— Start of Information supplied —
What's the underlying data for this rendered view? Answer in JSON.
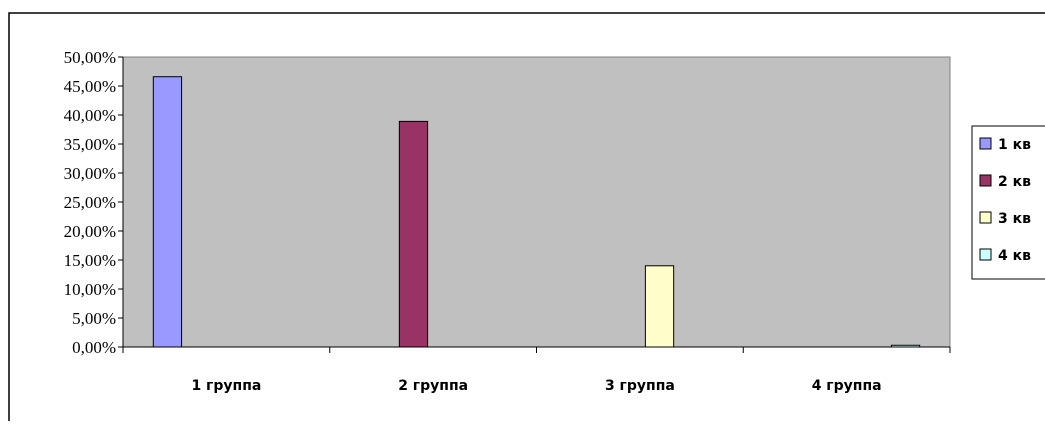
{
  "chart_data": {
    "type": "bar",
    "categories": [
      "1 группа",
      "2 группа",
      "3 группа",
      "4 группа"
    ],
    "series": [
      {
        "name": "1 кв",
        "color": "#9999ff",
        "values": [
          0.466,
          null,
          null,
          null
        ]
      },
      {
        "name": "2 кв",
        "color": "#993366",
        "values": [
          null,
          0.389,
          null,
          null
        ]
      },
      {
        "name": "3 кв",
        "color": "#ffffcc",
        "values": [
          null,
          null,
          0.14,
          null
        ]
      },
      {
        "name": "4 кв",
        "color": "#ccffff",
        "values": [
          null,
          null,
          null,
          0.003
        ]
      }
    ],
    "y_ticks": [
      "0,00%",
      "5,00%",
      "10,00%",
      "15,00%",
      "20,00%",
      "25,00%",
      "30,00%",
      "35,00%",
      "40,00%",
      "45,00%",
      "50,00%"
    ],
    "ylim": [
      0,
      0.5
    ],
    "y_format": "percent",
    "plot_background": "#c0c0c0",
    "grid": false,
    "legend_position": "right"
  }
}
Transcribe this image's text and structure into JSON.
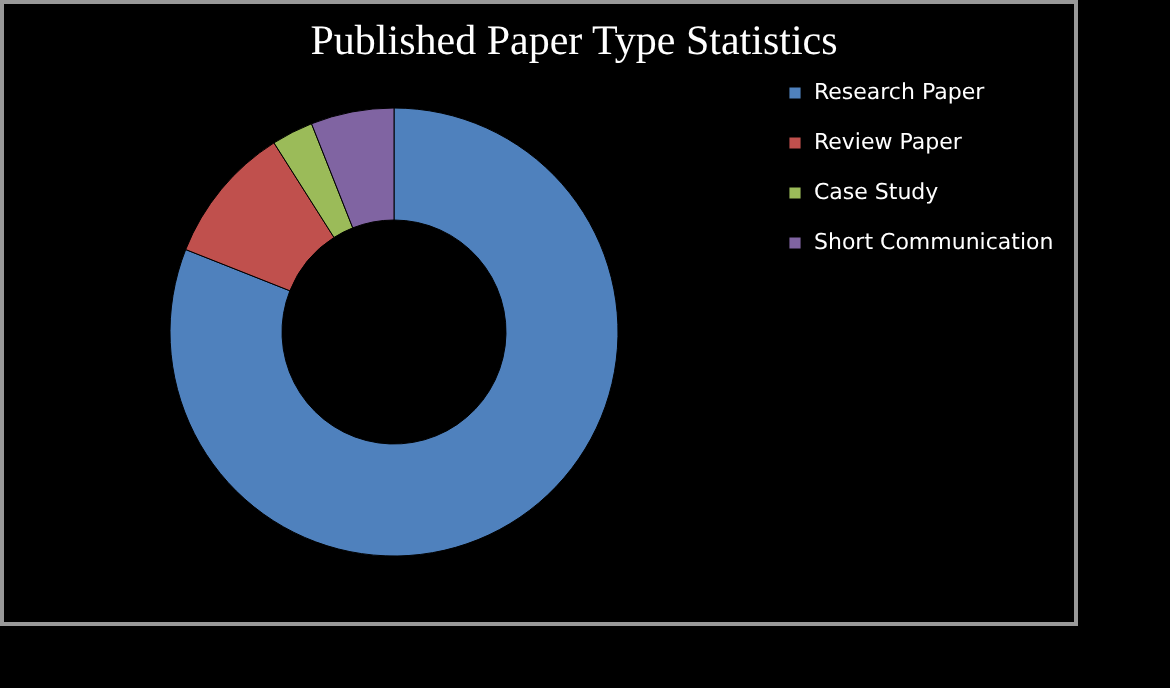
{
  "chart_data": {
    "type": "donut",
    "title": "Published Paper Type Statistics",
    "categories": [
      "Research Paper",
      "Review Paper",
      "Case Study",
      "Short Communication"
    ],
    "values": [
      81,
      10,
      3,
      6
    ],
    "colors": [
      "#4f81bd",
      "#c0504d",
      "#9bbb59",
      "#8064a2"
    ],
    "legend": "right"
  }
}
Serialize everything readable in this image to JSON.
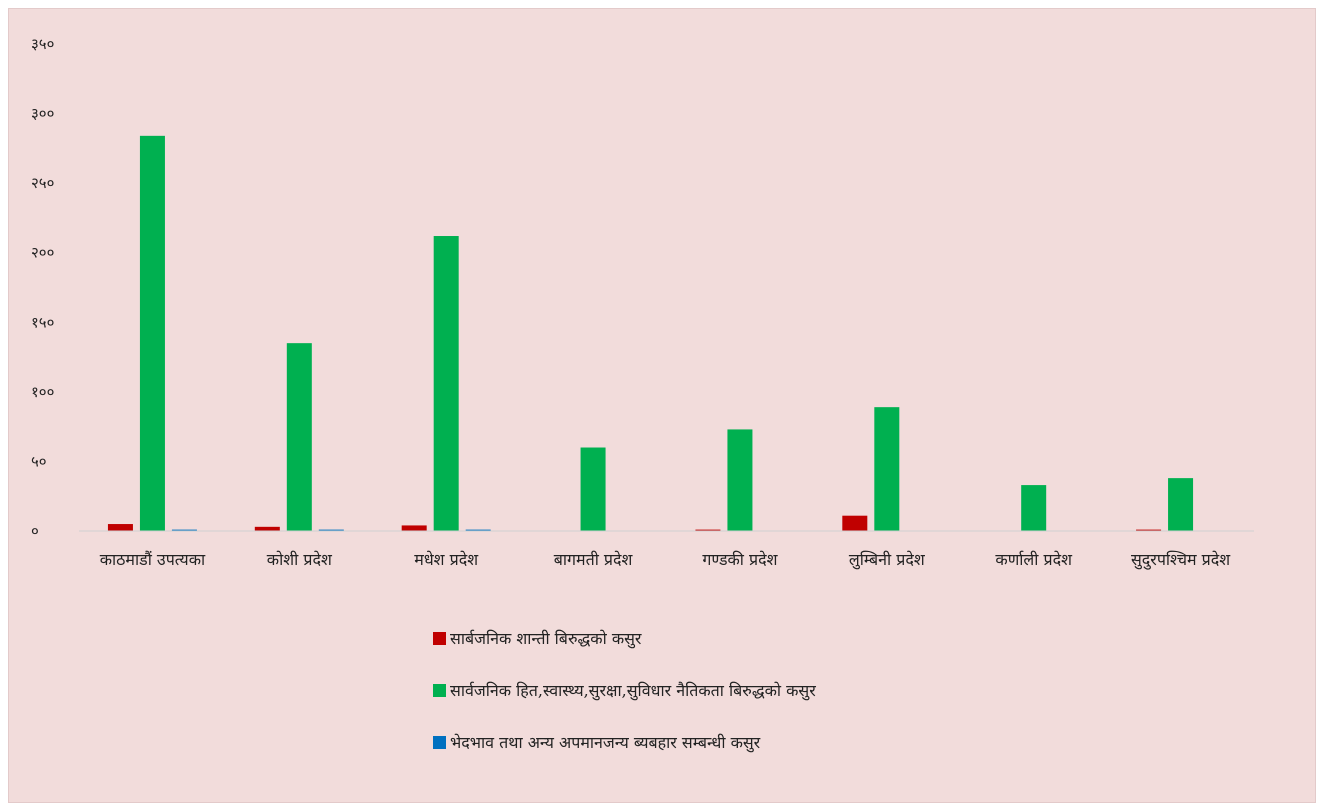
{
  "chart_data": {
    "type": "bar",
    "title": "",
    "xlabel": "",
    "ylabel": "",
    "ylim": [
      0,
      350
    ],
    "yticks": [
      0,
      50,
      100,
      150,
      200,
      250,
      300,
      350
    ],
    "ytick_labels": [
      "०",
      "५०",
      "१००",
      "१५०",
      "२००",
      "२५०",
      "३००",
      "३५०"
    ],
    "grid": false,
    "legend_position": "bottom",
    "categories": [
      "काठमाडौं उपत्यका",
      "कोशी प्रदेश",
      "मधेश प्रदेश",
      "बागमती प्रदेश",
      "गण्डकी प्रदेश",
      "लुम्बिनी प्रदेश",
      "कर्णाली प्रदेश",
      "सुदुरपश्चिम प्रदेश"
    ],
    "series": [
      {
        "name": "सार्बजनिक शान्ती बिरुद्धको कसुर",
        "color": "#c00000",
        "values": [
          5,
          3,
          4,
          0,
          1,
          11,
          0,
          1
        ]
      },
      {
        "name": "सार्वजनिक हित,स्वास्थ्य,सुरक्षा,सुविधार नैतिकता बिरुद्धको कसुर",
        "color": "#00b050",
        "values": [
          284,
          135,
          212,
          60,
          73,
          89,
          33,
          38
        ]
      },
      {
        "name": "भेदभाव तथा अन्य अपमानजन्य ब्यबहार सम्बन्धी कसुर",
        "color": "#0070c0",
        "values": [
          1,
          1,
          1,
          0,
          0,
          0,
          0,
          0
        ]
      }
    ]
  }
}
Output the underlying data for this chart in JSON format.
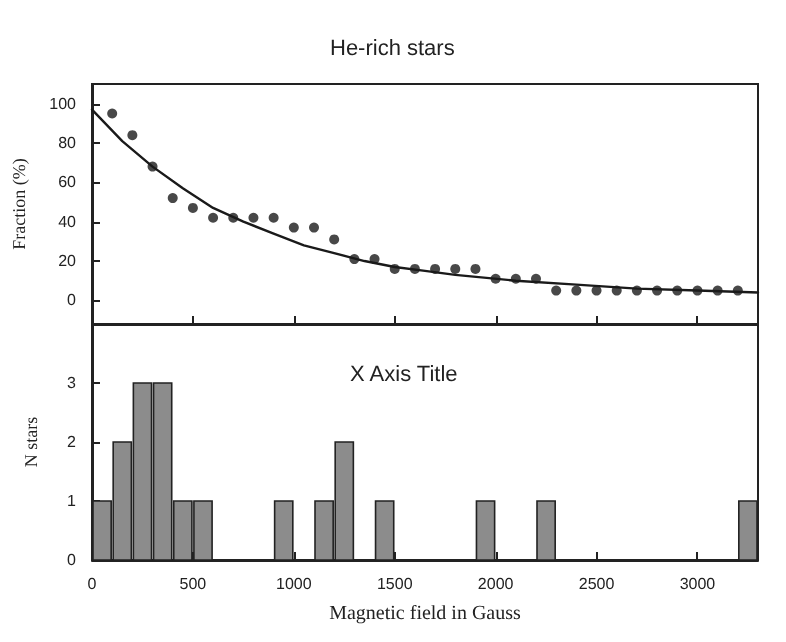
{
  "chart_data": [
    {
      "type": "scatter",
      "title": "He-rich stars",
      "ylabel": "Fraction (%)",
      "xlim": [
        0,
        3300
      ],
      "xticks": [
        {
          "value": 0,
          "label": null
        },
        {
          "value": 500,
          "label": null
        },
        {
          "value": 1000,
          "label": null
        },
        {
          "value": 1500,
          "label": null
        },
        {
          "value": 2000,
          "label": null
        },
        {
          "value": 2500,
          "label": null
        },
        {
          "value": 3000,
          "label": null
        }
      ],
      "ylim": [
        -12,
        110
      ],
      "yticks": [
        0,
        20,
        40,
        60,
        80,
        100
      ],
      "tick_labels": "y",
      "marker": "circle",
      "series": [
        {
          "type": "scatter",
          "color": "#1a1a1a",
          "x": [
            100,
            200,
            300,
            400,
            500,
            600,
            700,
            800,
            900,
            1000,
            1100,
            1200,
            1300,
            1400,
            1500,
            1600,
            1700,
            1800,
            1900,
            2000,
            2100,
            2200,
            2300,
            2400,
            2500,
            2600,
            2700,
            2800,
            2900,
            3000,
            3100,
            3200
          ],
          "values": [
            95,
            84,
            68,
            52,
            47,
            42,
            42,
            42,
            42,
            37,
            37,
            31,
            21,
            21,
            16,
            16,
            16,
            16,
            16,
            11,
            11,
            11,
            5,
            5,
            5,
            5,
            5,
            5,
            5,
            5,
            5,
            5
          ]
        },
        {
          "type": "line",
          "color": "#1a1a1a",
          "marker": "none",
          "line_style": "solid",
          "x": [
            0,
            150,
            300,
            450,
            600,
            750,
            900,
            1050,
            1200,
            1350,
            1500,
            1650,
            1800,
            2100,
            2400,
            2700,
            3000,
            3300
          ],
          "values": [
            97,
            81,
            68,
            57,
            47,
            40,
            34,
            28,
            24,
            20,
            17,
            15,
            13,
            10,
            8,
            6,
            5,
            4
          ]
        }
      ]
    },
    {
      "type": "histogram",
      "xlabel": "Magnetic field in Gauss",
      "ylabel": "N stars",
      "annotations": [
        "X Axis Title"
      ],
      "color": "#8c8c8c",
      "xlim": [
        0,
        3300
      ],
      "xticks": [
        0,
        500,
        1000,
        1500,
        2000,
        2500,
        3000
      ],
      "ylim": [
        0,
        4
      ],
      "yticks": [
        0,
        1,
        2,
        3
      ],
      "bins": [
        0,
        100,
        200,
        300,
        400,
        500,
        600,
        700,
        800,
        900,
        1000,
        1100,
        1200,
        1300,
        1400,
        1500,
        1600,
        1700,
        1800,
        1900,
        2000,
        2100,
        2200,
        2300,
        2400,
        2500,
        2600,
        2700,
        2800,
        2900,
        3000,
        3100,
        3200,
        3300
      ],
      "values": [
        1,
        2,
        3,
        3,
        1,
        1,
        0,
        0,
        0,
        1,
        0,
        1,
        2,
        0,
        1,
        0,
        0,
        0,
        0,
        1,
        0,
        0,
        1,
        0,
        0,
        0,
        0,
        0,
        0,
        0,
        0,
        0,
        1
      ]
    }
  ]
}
— End of Information supplied —
▶ [Exercise prompt]: Your task is to copy the entries in full and exactly, without any images.

▶ [The reply]:
What's the underlying data for this rendered view? Answer in JSON.
{
  "chart_data": {
    "type": "bar",
    "categories": [
      "1 группа",
      "2 группа",
      "3 группа",
      "4 группа"
    ],
    "series": [
      {
        "name": "1 кв",
        "color": "#9999ff",
        "values": [
          0.466,
          null,
          null,
          null
        ]
      },
      {
        "name": "2 кв",
        "color": "#993366",
        "values": [
          null,
          0.389,
          null,
          null
        ]
      },
      {
        "name": "3 кв",
        "color": "#ffffcc",
        "values": [
          null,
          null,
          0.14,
          null
        ]
      },
      {
        "name": "4 кв",
        "color": "#ccffff",
        "values": [
          null,
          null,
          null,
          0.003
        ]
      }
    ],
    "y_ticks": [
      "0,00%",
      "5,00%",
      "10,00%",
      "15,00%",
      "20,00%",
      "25,00%",
      "30,00%",
      "35,00%",
      "40,00%",
      "45,00%",
      "50,00%"
    ],
    "ylim": [
      0,
      0.5
    ],
    "y_format": "percent",
    "plot_background": "#c0c0c0",
    "grid": false,
    "legend_position": "right"
  }
}
Transcribe this image's text and structure into JSON.
{
  "chart_data": {
    "type": "donut",
    "title": "Published Paper Type Statistics",
    "categories": [
      "Research Paper",
      "Review Paper",
      "Case Study",
      "Short Communication"
    ],
    "values": [
      81,
      10,
      3,
      6
    ],
    "colors": [
      "#4f81bd",
      "#c0504d",
      "#9bbb59",
      "#8064a2"
    ],
    "legend": "right"
  }
}
Serialize everything readable in this image to JSON.
{
  "chart_data": {
    "type": "bar",
    "title": "",
    "xlabel": "",
    "ylabel": "",
    "ylim": [
      0,
      350
    ],
    "yticks": [
      0,
      50,
      100,
      150,
      200,
      250,
      300,
      350
    ],
    "ytick_labels": [
      "०",
      "५०",
      "१००",
      "१५०",
      "२००",
      "२५०",
      "३००",
      "३५०"
    ],
    "grid": false,
    "legend_position": "bottom",
    "categories": [
      "काठमाडौं उपत्यका",
      "कोशी प्रदेश",
      "मधेश प्रदेश",
      "बागमती प्रदेश",
      "गण्डकी प्रदेश",
      "लुम्बिनी प्रदेश",
      "कर्णाली प्रदेश",
      "सुदुरपश्चिम प्रदेश"
    ],
    "series": [
      {
        "name": "सार्बजनिक शान्ती बिरुद्धको कसुर",
        "color": "#c00000",
        "values": [
          5,
          3,
          4,
          0,
          1,
          11,
          0,
          1
        ]
      },
      {
        "name": "सार्वजनिक हित,स्वास्थ्य,सुरक्षा,सुविधार नैतिकता बिरुद्धको कसुर",
        "color": "#00b050",
        "values": [
          284,
          135,
          212,
          60,
          73,
          89,
          33,
          38
        ]
      },
      {
        "name": "भेदभाव तथा अन्य अपमानजन्य ब्यबहार सम्बन्धी कसुर",
        "color": "#0070c0",
        "values": [
          1,
          1,
          1,
          0,
          0,
          0,
          0,
          0
        ]
      }
    ]
  }
}
Output the underlying data for this chart in JSON format.
{
  "chart_data": [
    {
      "type": "scatter",
      "title": "He-rich stars",
      "ylabel": "Fraction (%)",
      "xlim": [
        0,
        3300
      ],
      "xticks": [
        {
          "value": 0,
          "label": null
        },
        {
          "value": 500,
          "label": null
        },
        {
          "value": 1000,
          "label": null
        },
        {
          "value": 1500,
          "label": null
        },
        {
          "value": 2000,
          "label": null
        },
        {
          "value": 2500,
          "label": null
        },
        {
          "value": 3000,
          "label": null
        }
      ],
      "ylim": [
        -12,
        110
      ],
      "yticks": [
        0,
        20,
        40,
        60,
        80,
        100
      ],
      "tick_labels": "y",
      "marker": "circle",
      "series": [
        {
          "type": "scatter",
          "color": "#1a1a1a",
          "x": [
            100,
            200,
            300,
            400,
            500,
            600,
            700,
            800,
            900,
            1000,
            1100,
            1200,
            1300,
            1400,
            1500,
            1600,
            1700,
            1800,
            1900,
            2000,
            2100,
            2200,
            2300,
            2400,
            2500,
            2600,
            2700,
            2800,
            2900,
            3000,
            3100,
            3200
          ],
          "values": [
            95,
            84,
            68,
            52,
            47,
            42,
            42,
            42,
            42,
            37,
            37,
            31,
            21,
            21,
            16,
            16,
            16,
            16,
            16,
            11,
            11,
            11,
            5,
            5,
            5,
            5,
            5,
            5,
            5,
            5,
            5,
            5
          ]
        },
        {
          "type": "line",
          "color": "#1a1a1a",
          "marker": "none",
          "line_style": "solid",
          "x": [
            0,
            150,
            300,
            450,
            600,
            750,
            900,
            1050,
            1200,
            1350,
            1500,
            1650,
            1800,
            2100,
            2400,
            2700,
            3000,
            3300
          ],
          "values": [
            97,
            81,
            68,
            57,
            47,
            40,
            34,
            28,
            24,
            20,
            17,
            15,
            13,
            10,
            8,
            6,
            5,
            4
          ]
        }
      ]
    },
    {
      "type": "histogram",
      "xlabel": "Magnetic field in Gauss",
      "ylabel": "N stars",
      "annotations": [
        "X Axis Title"
      ],
      "color": "#8c8c8c",
      "xlim": [
        0,
        3300
      ],
      "xticks": [
        0,
        500,
        1000,
        1500,
        2000,
        2500,
        3000
      ],
      "ylim": [
        0,
        4
      ],
      "yticks": [
        0,
        1,
        2,
        3
      ],
      "bins": [
        0,
        100,
        200,
        300,
        400,
        500,
        600,
        700,
        800,
        900,
        1000,
        1100,
        1200,
        1300,
        1400,
        1500,
        1600,
        1700,
        1800,
        1900,
        2000,
        2100,
        2200,
        2300,
        2400,
        2500,
        2600,
        2700,
        2800,
        2900,
        3000,
        3100,
        3200,
        3300
      ],
      "values": [
        1,
        2,
        3,
        3,
        1,
        1,
        0,
        0,
        0,
        1,
        0,
        1,
        2,
        0,
        1,
        0,
        0,
        0,
        0,
        1,
        0,
        0,
        1,
        0,
        0,
        0,
        0,
        0,
        0,
        0,
        0,
        0,
        1
      ]
    }
  ]
}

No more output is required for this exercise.